— YOUR INSTRUCTIONS —
Your answer must consist solely of the number of lines that contain the word "収集を始める".

— DATA ROWS —

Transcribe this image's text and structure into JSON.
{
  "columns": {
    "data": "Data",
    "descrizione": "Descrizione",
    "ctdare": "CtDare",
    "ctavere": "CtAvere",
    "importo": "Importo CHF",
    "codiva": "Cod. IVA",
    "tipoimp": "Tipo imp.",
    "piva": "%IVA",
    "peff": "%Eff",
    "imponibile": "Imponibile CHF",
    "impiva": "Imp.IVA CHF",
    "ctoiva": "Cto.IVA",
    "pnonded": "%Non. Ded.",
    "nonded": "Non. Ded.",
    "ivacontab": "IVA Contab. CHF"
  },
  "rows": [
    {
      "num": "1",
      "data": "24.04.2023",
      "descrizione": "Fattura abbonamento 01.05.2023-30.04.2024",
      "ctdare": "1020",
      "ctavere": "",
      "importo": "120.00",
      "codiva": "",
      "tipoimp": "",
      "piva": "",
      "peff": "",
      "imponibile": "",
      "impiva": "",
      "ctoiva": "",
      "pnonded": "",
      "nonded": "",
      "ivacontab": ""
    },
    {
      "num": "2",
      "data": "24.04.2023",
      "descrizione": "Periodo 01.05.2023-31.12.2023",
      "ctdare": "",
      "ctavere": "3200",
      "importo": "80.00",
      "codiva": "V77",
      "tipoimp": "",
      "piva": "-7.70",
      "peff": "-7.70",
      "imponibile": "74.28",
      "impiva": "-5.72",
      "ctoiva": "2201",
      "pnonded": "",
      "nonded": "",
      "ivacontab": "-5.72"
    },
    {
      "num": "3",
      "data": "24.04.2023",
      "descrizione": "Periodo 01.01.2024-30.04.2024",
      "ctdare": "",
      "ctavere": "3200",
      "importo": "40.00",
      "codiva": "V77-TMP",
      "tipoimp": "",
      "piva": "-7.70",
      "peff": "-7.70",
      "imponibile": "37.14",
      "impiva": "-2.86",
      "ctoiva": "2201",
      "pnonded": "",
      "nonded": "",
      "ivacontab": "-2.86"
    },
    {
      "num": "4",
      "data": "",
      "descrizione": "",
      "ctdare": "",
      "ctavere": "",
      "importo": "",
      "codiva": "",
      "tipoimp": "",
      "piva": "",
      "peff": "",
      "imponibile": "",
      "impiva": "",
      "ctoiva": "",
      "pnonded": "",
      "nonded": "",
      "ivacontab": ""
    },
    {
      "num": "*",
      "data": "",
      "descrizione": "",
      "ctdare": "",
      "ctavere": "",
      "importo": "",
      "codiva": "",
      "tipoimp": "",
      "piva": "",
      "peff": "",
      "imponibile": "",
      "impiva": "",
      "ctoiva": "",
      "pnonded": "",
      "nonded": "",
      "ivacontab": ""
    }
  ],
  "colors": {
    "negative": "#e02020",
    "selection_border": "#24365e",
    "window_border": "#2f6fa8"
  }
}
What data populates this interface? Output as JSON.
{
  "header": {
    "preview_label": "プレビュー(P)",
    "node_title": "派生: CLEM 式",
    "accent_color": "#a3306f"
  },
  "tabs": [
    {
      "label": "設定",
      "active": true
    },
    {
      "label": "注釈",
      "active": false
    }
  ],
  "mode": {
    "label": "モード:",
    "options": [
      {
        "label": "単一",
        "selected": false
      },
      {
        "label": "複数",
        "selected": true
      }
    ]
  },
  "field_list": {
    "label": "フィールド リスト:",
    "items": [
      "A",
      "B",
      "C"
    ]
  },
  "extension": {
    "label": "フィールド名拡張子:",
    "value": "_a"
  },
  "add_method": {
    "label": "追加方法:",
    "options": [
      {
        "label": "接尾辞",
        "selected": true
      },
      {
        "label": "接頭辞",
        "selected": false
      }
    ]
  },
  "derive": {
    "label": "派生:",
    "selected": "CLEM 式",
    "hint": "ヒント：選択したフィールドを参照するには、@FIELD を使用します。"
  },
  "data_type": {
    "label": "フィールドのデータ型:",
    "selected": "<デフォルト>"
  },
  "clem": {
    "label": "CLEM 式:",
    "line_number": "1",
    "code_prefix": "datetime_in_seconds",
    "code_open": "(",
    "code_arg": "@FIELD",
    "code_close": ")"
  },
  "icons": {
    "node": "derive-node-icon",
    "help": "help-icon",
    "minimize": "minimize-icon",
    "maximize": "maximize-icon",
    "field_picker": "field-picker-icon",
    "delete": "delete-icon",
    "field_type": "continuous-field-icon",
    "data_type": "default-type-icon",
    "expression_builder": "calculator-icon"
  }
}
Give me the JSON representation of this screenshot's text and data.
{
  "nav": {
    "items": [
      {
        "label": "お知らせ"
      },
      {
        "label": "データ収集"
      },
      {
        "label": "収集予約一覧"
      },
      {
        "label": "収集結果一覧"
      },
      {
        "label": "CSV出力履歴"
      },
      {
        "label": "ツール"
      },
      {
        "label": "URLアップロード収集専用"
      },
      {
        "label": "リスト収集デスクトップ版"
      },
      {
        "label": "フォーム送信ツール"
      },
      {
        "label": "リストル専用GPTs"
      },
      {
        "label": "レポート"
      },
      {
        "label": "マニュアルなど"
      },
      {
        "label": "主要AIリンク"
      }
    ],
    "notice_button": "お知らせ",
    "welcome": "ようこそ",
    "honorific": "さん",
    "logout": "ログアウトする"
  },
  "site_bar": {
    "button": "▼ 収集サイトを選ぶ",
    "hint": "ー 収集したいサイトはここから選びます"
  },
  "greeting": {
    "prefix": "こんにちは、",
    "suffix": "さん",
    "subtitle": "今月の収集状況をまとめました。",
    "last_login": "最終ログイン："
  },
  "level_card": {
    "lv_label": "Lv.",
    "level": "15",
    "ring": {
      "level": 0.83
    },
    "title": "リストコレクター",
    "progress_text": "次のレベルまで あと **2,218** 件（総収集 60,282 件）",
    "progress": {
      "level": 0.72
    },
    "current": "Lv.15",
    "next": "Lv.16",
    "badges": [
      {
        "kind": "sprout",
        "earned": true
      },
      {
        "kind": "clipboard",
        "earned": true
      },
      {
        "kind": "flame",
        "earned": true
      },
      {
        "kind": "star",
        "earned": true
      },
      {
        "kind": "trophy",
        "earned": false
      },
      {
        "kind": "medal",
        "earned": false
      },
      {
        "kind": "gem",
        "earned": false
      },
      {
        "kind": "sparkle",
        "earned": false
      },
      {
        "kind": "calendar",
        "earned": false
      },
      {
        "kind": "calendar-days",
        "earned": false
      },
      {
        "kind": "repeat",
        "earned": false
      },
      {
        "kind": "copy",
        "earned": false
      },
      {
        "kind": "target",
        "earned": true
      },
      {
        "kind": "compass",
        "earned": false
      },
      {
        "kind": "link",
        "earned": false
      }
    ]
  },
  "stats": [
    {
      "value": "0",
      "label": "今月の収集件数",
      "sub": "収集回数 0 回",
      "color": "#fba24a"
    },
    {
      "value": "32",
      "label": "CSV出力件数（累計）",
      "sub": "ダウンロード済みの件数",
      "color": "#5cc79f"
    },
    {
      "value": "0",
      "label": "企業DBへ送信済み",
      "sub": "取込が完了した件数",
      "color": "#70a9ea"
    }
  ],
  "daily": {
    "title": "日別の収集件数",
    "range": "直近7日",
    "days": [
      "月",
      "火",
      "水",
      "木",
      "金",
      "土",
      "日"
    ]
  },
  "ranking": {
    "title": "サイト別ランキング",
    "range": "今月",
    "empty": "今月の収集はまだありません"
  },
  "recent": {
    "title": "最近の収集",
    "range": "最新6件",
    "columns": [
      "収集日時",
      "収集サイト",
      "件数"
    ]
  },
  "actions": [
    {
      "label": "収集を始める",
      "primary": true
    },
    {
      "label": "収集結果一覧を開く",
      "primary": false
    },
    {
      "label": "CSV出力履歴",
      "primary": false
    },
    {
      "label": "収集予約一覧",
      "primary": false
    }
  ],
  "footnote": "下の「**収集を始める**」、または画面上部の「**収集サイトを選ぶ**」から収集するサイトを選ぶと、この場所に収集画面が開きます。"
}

— EXERCISE RESPONSE —
2